TO DO:
Copy out the lines below word for word, leaving out the pictures.

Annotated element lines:
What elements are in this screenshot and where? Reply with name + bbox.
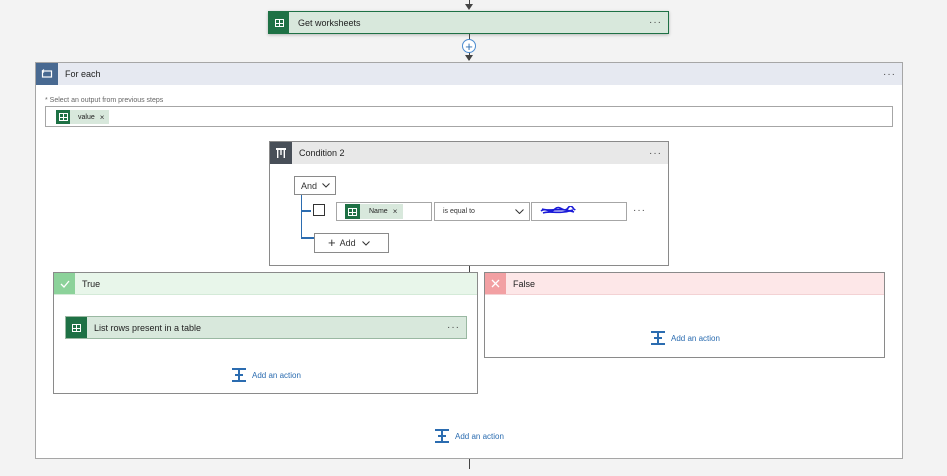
connector-arrow-head: [465, 55, 473, 61]
condition-card: Condition 2 ··· And Name × is equal to ·…: [269, 141, 669, 266]
list-rows-title: List rows present in a table: [94, 322, 202, 333]
value-token-remove-button[interactable]: ×: [100, 113, 105, 122]
chevron-down-icon: [361, 240, 370, 246]
condition-icon: [270, 142, 292, 164]
get-worksheets-card[interactable]: Get worksheets ···: [268, 11, 669, 34]
loop-icon: [36, 63, 58, 85]
condition-menu-button[interactable]: ···: [649, 148, 662, 159]
excel-icon: [66, 317, 87, 338]
for-each-header[interactable]: For each ···: [36, 63, 902, 85]
for-each-title: For each: [65, 69, 101, 79]
insert-step-button[interactable]: +: [462, 39, 476, 53]
for-each-add-action-label: Add an action: [455, 431, 504, 441]
true-branch-header[interactable]: True: [54, 273, 477, 295]
name-token-remove-button[interactable]: ×: [393, 207, 398, 216]
select-output-label: * Select an output from previous steps: [45, 97, 164, 104]
false-add-action-label: Add an action: [671, 333, 720, 343]
add-action-icon: [435, 429, 449, 443]
chevron-down-icon: [515, 209, 524, 214]
operator-value: is equal to: [443, 208, 475, 215]
bottom-connector-line: [469, 459, 470, 469]
plus-icon: +: [328, 235, 336, 250]
add-action-icon: [651, 331, 665, 345]
true-branch-title: True: [82, 278, 101, 289]
chevron-down-icon: [322, 183, 330, 188]
operator-select[interactable]: is equal to: [434, 202, 530, 221]
select-output-input[interactable]: value ×: [45, 106, 893, 127]
true-add-action[interactable]: Add an action: [232, 368, 301, 382]
get-worksheets-menu-button[interactable]: ···: [649, 17, 662, 28]
group-bracket: [301, 195, 311, 238]
excel-icon: [269, 12, 289, 33]
top-arrow-head: [465, 4, 473, 10]
row-menu-button[interactable]: ···: [633, 205, 646, 216]
redaction-scribble: [540, 206, 576, 214]
right-operand-input[interactable]: [531, 202, 627, 221]
false-add-action[interactable]: Add an action: [651, 331, 720, 345]
true-add-action-label: Add an action: [252, 370, 301, 380]
for-each-menu-button[interactable]: ···: [883, 69, 896, 80]
add-row-button[interactable]: + Add: [314, 233, 389, 253]
get-worksheets-title: Get worksheets: [298, 17, 361, 28]
add-action-icon: [232, 368, 246, 382]
group-operator-value: And: [301, 180, 318, 191]
excel-icon: [56, 110, 70, 124]
false-branch: False Add an action: [484, 272, 885, 358]
list-rows-card[interactable]: List rows present in a table ···: [65, 316, 467, 339]
group-bracket-top: [301, 210, 311, 212]
false-branch-title: False: [513, 278, 536, 289]
condition-title: Condition 2: [299, 148, 345, 158]
excel-icon: [345, 204, 360, 219]
group-bracket-bottom: [301, 237, 315, 239]
add-row-label: Add: [339, 238, 356, 248]
value-token[interactable]: value ×: [56, 110, 110, 124]
for-each-add-action[interactable]: Add an action: [435, 429, 504, 443]
name-token[interactable]: Name ×: [345, 204, 404, 219]
close-icon: [485, 273, 506, 294]
condition-header[interactable]: Condition 2 ···: [270, 142, 668, 164]
list-rows-menu-button[interactable]: ···: [447, 322, 460, 333]
false-branch-header[interactable]: False: [485, 273, 884, 295]
name-token-label: Name: [369, 208, 388, 215]
row-checkbox[interactable]: [313, 204, 325, 216]
true-branch: True List rows present in a table ··· Ad…: [53, 272, 478, 394]
group-operator-select[interactable]: And: [294, 176, 336, 195]
check-icon: [54, 273, 75, 294]
left-operand-input[interactable]: Name ×: [336, 202, 432, 221]
value-token-label: value: [78, 113, 95, 121]
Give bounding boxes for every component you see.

WRITTEN ANSWER:
What elements are in this screenshot and where? Reply with name + bbox.
connector-arrow-head: [465, 55, 473, 61]
condition-card: Condition 2 ··· And Name × is equal to ·…: [269, 141, 669, 266]
list-rows-title: List rows present in a table: [94, 322, 202, 333]
value-token-remove-button[interactable]: ×: [100, 113, 105, 122]
chevron-down-icon: [361, 240, 370, 246]
condition-icon: [270, 142, 292, 164]
get-worksheets-card[interactable]: Get worksheets ···: [268, 11, 669, 34]
loop-icon: [36, 63, 58, 85]
condition-menu-button[interactable]: ···: [649, 148, 662, 159]
excel-icon: [66, 317, 87, 338]
for-each-header[interactable]: For each ···: [36, 63, 902, 85]
for-each-title: For each: [65, 69, 101, 79]
insert-step-button[interactable]: +: [462, 39, 476, 53]
for-each-add-action-label: Add an action: [455, 431, 504, 441]
true-branch-header[interactable]: True: [54, 273, 477, 295]
name-token-remove-button[interactable]: ×: [393, 207, 398, 216]
select-output-label: * Select an output from previous steps: [45, 97, 164, 104]
false-add-action-label: Add an action: [671, 333, 720, 343]
add-action-icon: [435, 429, 449, 443]
chevron-down-icon: [515, 209, 524, 214]
operator-value: is equal to: [443, 208, 475, 215]
bottom-connector-line: [469, 459, 470, 469]
plus-icon: +: [328, 235, 336, 250]
add-action-icon: [651, 331, 665, 345]
true-branch-title: True: [82, 278, 101, 289]
chevron-down-icon: [322, 183, 330, 188]
operator-select[interactable]: is equal to: [434, 202, 530, 221]
select-output-input[interactable]: value ×: [45, 106, 893, 127]
true-add-action[interactable]: Add an action: [232, 368, 301, 382]
get-worksheets-menu-button[interactable]: ···: [649, 17, 662, 28]
group-bracket: [301, 195, 311, 238]
excel-icon: [269, 12, 289, 33]
top-arrow-head: [465, 4, 473, 10]
row-menu-button[interactable]: ···: [633, 205, 646, 216]
redaction-scribble: [540, 206, 576, 214]
right-operand-input[interactable]: [531, 202, 627, 221]
false-add-action[interactable]: Add an action: [651, 331, 720, 345]
true-add-action-label: Add an action: [252, 370, 301, 380]
for-each-menu-button[interactable]: ···: [883, 69, 896, 80]
add-row-button[interactable]: + Add: [314, 233, 389, 253]
get-worksheets-title: Get worksheets: [298, 17, 361, 28]
add-action-icon: [232, 368, 246, 382]
group-operator-value: And: [301, 180, 318, 191]
excel-icon: [56, 110, 70, 124]
false-branch: False Add an action: [484, 272, 885, 358]
list-rows-card[interactable]: List rows present in a table ···: [65, 316, 467, 339]
group-bracket-top: [301, 210, 311, 212]
false-branch-title: False: [513, 278, 536, 289]
condition-title: Condition 2: [299, 148, 345, 158]
excel-icon: [345, 204, 360, 219]
group-bracket-bottom: [301, 237, 315, 239]
add-row-label: Add: [339, 238, 356, 248]
value-token[interactable]: value ×: [56, 110, 110, 124]
for-each-add-action[interactable]: Add an action: [435, 429, 504, 443]
name-token[interactable]: Name ×: [345, 204, 404, 219]
close-icon: [485, 273, 506, 294]
condition-header[interactable]: Condition 2 ···: [270, 142, 668, 164]
list-rows-menu-button[interactable]: ···: [447, 322, 460, 333]
false-branch-header[interactable]: False: [485, 273, 884, 295]
name-token-label: Name: [369, 208, 388, 215]
row-checkbox[interactable]: [313, 204, 325, 216]
true-branch: True List rows present in a table ··· Ad…: [53, 272, 478, 394]
group-operator-select[interactable]: And: [294, 176, 336, 195]
check-icon: [54, 273, 75, 294]
left-operand-input[interactable]: Name ×: [336, 202, 432, 221]
value-token-label: value: [78, 113, 95, 121]
Give bounding boxes for every component you see.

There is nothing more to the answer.